Raw records

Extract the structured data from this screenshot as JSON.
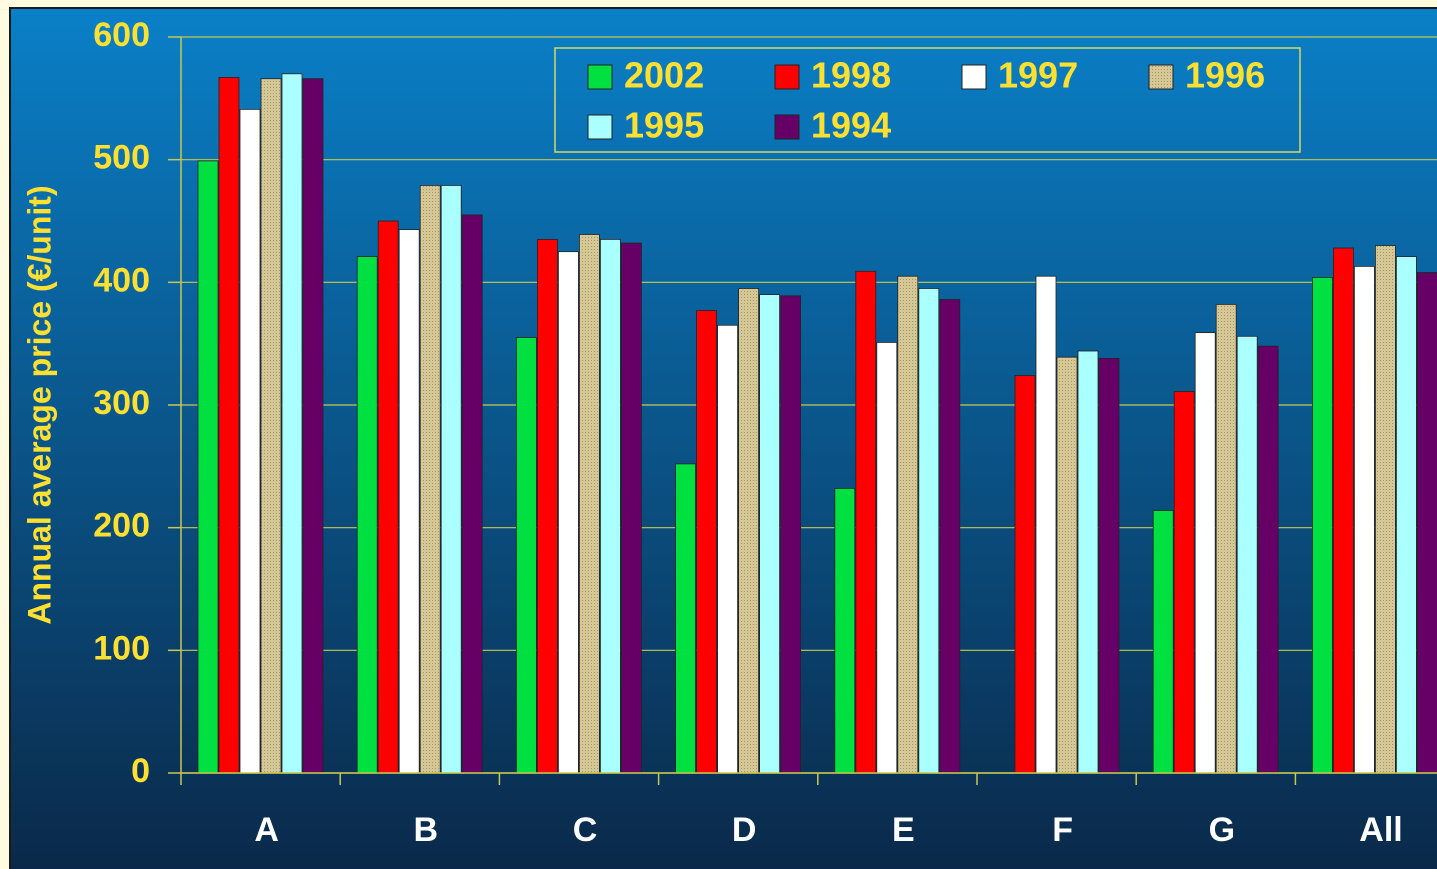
{
  "chart_data": {
    "type": "bar",
    "y_label": "Annual average price (€/unit)",
    "categories": [
      "A",
      "B",
      "C",
      "D",
      "E",
      "F",
      "G",
      "All"
    ],
    "series": [
      {
        "name": "2002",
        "color": "#00e040",
        "values": [
          499,
          421,
          355,
          252,
          232,
          null,
          214,
          404
        ]
      },
      {
        "name": "1998",
        "color": "#ff0000",
        "values": [
          567,
          450,
          435,
          377,
          409,
          324,
          311,
          428
        ]
      },
      {
        "name": "1997",
        "color": "#ffffff",
        "values": [
          541,
          443,
          425,
          365,
          351,
          405,
          359,
          413
        ]
      },
      {
        "name": "1996",
        "color": "#d6c896",
        "values": [
          566,
          479,
          439,
          395,
          405,
          339,
          382,
          430
        ]
      },
      {
        "name": "1995",
        "color": "#aaffff",
        "values": [
          570,
          479,
          435,
          390,
          395,
          344,
          356,
          421
        ]
      },
      {
        "name": "1994",
        "color": "#660066",
        "values": [
          566,
          455,
          432,
          389,
          386,
          338,
          348,
          408
        ]
      }
    ],
    "ylim": [
      0,
      600
    ],
    "yticks": [
      0,
      100,
      200,
      300,
      400,
      500,
      600
    ],
    "grid": true,
    "legend": "top"
  }
}
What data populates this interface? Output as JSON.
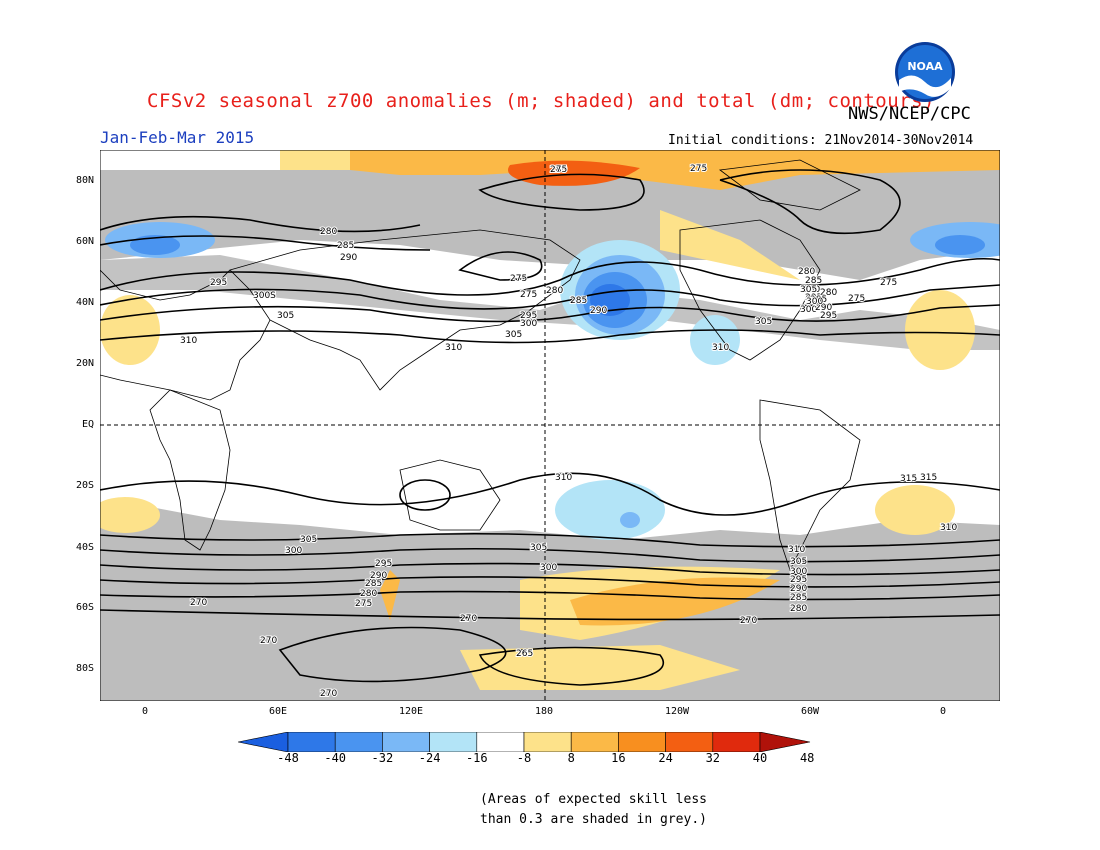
{
  "header": {
    "title": "CFSv2 seasonal z700 anomalies (m; shaded) and total (dm; contours)",
    "organization": "NWS/NCEP/CPC",
    "logo_text": "NOAA",
    "period": "Jan-Feb-Mar 2015",
    "initial_conditions": "Initial conditions: 21Nov2014-30Nov2014"
  },
  "map": {
    "lat_labels": [
      "80N",
      "60N",
      "40N",
      "20N",
      "EQ",
      "20S",
      "40S",
      "60S",
      "80S"
    ],
    "lon_labels": [
      "0",
      "60E",
      "120E",
      "180",
      "120W",
      "60W",
      "0"
    ],
    "contour_labels": [
      "280",
      "275",
      "275",
      "275",
      "280",
      "285",
      "290",
      "295",
      "300S",
      "305",
      "310",
      "275",
      "280",
      "285",
      "290",
      "295",
      "300",
      "305",
      "310",
      "310",
      "305",
      "300",
      "295",
      "290",
      "285",
      "280",
      "280",
      "285",
      "290",
      "295",
      "300",
      "305",
      "275",
      "310",
      "315",
      "310",
      "305",
      "300",
      "305",
      "300",
      "295",
      "290",
      "285",
      "280",
      "275",
      "270",
      "270",
      "270",
      "270",
      "265",
      "270",
      "315",
      "310",
      "305",
      "300",
      "295",
      "290",
      "285",
      "280",
      "275"
    ],
    "colors": {
      "skill_grey": "#bdbdbd",
      "land_outline": "#000000",
      "contour": "#000000"
    }
  },
  "colorbar": {
    "labels": [
      "-48",
      "-40",
      "-32",
      "-24",
      "-16",
      "-8",
      "8",
      "16",
      "24",
      "32",
      "40",
      "48"
    ],
    "colors": [
      "#1a5fe0",
      "#2e78e8",
      "#4a94f0",
      "#7ab8f6",
      "#b3e4f7",
      "#ffffff",
      "#fde28a",
      "#fbb947",
      "#f88f1f",
      "#f35f12",
      "#e02a0d",
      "#b0120a"
    ]
  },
  "note": {
    "line1": "(Areas of expected skill less",
    "line2": "than 0.3 are shaded in grey.)"
  }
}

Short task
Write the records above out again exactly, with no pictures in your copy.

Full answer
Extract the structured data from this screenshot as JSON.
{
  "chart_data": {
    "type": "bar",
    "y_label": "Annual average price (€/unit)",
    "categories": [
      "A",
      "B",
      "C",
      "D",
      "E",
      "F",
      "G",
      "All"
    ],
    "series": [
      {
        "name": "2002",
        "color": "#00e040",
        "values": [
          499,
          421,
          355,
          252,
          232,
          null,
          214,
          404
        ]
      },
      {
        "name": "1998",
        "color": "#ff0000",
        "values": [
          567,
          450,
          435,
          377,
          409,
          324,
          311,
          428
        ]
      },
      {
        "name": "1997",
        "color": "#ffffff",
        "values": [
          541,
          443,
          425,
          365,
          351,
          405,
          359,
          413
        ]
      },
      {
        "name": "1996",
        "color": "#d6c896",
        "values": [
          566,
          479,
          439,
          395,
          405,
          339,
          382,
          430
        ]
      },
      {
        "name": "1995",
        "color": "#aaffff",
        "values": [
          570,
          479,
          435,
          390,
          395,
          344,
          356,
          421
        ]
      },
      {
        "name": "1994",
        "color": "#660066",
        "values": [
          566,
          455,
          432,
          389,
          386,
          338,
          348,
          408
        ]
      }
    ],
    "ylim": [
      0,
      600
    ],
    "yticks": [
      0,
      100,
      200,
      300,
      400,
      500,
      600
    ],
    "grid": true,
    "legend": "top"
  }
}
What data populates this interface? Output as JSON.
{
  "header": {
    "title": "CFSv2 seasonal z700 anomalies (m; shaded) and total (dm; contours)",
    "organization": "NWS/NCEP/CPC",
    "logo_text": "NOAA",
    "period": "Jan-Feb-Mar 2015",
    "initial_conditions": "Initial conditions: 21Nov2014-30Nov2014"
  },
  "map": {
    "lat_labels": [
      "80N",
      "60N",
      "40N",
      "20N",
      "EQ",
      "20S",
      "40S",
      "60S",
      "80S"
    ],
    "lon_labels": [
      "0",
      "60E",
      "120E",
      "180",
      "120W",
      "60W",
      "0"
    ],
    "contour_labels": [
      "280",
      "275",
      "275",
      "275",
      "280",
      "285",
      "290",
      "295",
      "300S",
      "305",
      "310",
      "275",
      "280",
      "285",
      "290",
      "295",
      "300",
      "305",
      "310",
      "310",
      "305",
      "300",
      "295",
      "290",
      "285",
      "280",
      "280",
      "285",
      "290",
      "295",
      "300",
      "305",
      "275",
      "310",
      "315",
      "310",
      "305",
      "300",
      "305",
      "300",
      "295",
      "290",
      "285",
      "280",
      "275",
      "270",
      "270",
      "270",
      "270",
      "265",
      "270",
      "315",
      "310",
      "305",
      "300",
      "295",
      "290",
      "285",
      "280",
      "275"
    ],
    "colors": {
      "skill_grey": "#bdbdbd",
      "land_outline": "#000000",
      "contour": "#000000"
    }
  },
  "colorbar": {
    "labels": [
      "-48",
      "-40",
      "-32",
      "-24",
      "-16",
      "-8",
      "8",
      "16",
      "24",
      "32",
      "40",
      "48"
    ],
    "colors": [
      "#1a5fe0",
      "#2e78e8",
      "#4a94f0",
      "#7ab8f6",
      "#b3e4f7",
      "#ffffff",
      "#fde28a",
      "#fbb947",
      "#f88f1f",
      "#f35f12",
      "#e02a0d",
      "#b0120a"
    ]
  },
  "note": {
    "line1": "(Areas of expected skill less",
    "line2": "than 0.3 are shaded in grey.)"
  }
}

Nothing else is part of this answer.